• INSTRUCTION
Of the lines in the records that follow, how many include the word "template"? Answer with a bare number.

• Part of a data file
◇ ◇ ◇
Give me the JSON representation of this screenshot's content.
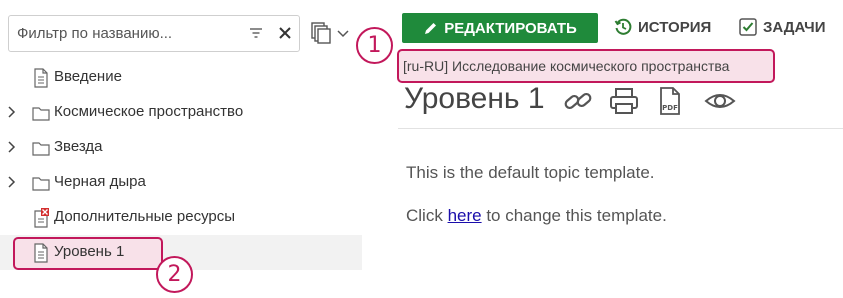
{
  "filter": {
    "placeholder": "Фильтр по названию...",
    "value": "",
    "filter_icon": "filter-icon",
    "clear_icon": "close-icon"
  },
  "view_menu": {
    "icon": "copy-stack-icon",
    "dropdown_icon": "chevron-down-icon"
  },
  "tree": [
    {
      "label": "Введение",
      "icon": "document-icon",
      "expandable": false
    },
    {
      "label": "Космическое пространство",
      "icon": "folder-icon",
      "expandable": true
    },
    {
      "label": "Звезда",
      "icon": "folder-icon",
      "expandable": true
    },
    {
      "label": "Черная дыра",
      "icon": "folder-icon",
      "expandable": true
    },
    {
      "label": "Дополнительные ресурсы",
      "icon": "document-error-icon",
      "expandable": false
    },
    {
      "label": "Уровень 1",
      "icon": "document-icon",
      "expandable": false,
      "selected": true
    }
  ],
  "toolbar": {
    "edit_label": "РЕДАКТИРОВАТЬ",
    "history_label": "ИСТОРИЯ",
    "tasks_label": "ЗАДАЧИ"
  },
  "topic": {
    "lang_tag": "[ru-RU] Исследование космического пространства",
    "title": "Уровень 1",
    "actions": [
      "link-icon",
      "print-icon",
      "pdf-icon",
      "preview-eye-icon"
    ],
    "pdf_text": "PDF"
  },
  "content": {
    "line1": "This is the default topic template.",
    "line2_before": "Click ",
    "line2_link": "here",
    "line2_after": " to change this template."
  },
  "callouts": {
    "one": "1",
    "two": "2"
  },
  "colors": {
    "accent": "#c2185b",
    "edit_button": "#1f8a3b",
    "highlight": "#f8e1e9"
  }
}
◇ ◇ ◇
• REPLY TO THE EXERCISE
2